## What you have to do
Copy out each line in the material below that has the word "JSON".

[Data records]

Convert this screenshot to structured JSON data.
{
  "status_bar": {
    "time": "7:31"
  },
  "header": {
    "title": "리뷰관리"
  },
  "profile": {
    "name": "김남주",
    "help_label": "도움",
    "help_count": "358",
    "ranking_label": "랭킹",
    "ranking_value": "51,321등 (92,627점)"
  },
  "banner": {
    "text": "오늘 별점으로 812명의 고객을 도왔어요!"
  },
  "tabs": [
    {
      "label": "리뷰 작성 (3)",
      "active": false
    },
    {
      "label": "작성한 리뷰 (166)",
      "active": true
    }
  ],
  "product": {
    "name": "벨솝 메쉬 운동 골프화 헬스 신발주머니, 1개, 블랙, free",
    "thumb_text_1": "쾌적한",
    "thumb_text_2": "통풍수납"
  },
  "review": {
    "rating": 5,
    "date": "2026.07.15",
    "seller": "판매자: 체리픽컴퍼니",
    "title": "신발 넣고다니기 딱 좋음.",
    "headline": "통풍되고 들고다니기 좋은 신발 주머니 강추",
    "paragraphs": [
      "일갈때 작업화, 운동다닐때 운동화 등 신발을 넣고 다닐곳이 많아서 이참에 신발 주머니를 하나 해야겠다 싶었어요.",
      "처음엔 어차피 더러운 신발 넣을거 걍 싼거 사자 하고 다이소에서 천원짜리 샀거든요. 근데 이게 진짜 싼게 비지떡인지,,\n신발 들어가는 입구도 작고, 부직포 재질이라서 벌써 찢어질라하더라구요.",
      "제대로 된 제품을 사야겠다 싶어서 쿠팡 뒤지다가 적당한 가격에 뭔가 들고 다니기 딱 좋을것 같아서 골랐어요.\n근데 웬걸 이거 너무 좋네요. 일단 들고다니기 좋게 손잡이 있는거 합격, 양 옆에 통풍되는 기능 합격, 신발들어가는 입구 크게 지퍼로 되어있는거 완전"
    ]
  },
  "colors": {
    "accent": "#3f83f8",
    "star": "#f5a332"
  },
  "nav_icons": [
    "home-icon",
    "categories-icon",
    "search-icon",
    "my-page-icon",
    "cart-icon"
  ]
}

...

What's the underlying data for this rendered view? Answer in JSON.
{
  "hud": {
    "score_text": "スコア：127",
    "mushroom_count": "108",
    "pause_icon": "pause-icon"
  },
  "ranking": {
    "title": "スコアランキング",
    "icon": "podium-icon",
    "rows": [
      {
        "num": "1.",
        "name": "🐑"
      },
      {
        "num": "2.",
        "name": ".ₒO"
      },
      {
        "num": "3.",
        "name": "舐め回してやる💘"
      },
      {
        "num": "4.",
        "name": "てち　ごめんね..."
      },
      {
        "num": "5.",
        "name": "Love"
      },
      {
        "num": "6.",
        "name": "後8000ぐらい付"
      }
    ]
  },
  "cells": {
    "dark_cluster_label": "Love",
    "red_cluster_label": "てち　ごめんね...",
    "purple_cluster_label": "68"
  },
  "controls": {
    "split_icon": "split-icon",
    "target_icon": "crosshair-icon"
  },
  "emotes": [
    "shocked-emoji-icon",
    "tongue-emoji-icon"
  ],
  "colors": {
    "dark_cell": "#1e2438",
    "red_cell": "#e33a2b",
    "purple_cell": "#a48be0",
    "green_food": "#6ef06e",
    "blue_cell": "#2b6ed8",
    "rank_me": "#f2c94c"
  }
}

## Answer for the task
Convert this screenshot to structured JSON data.
What's the underlying data for this rendered view? Answer in JSON.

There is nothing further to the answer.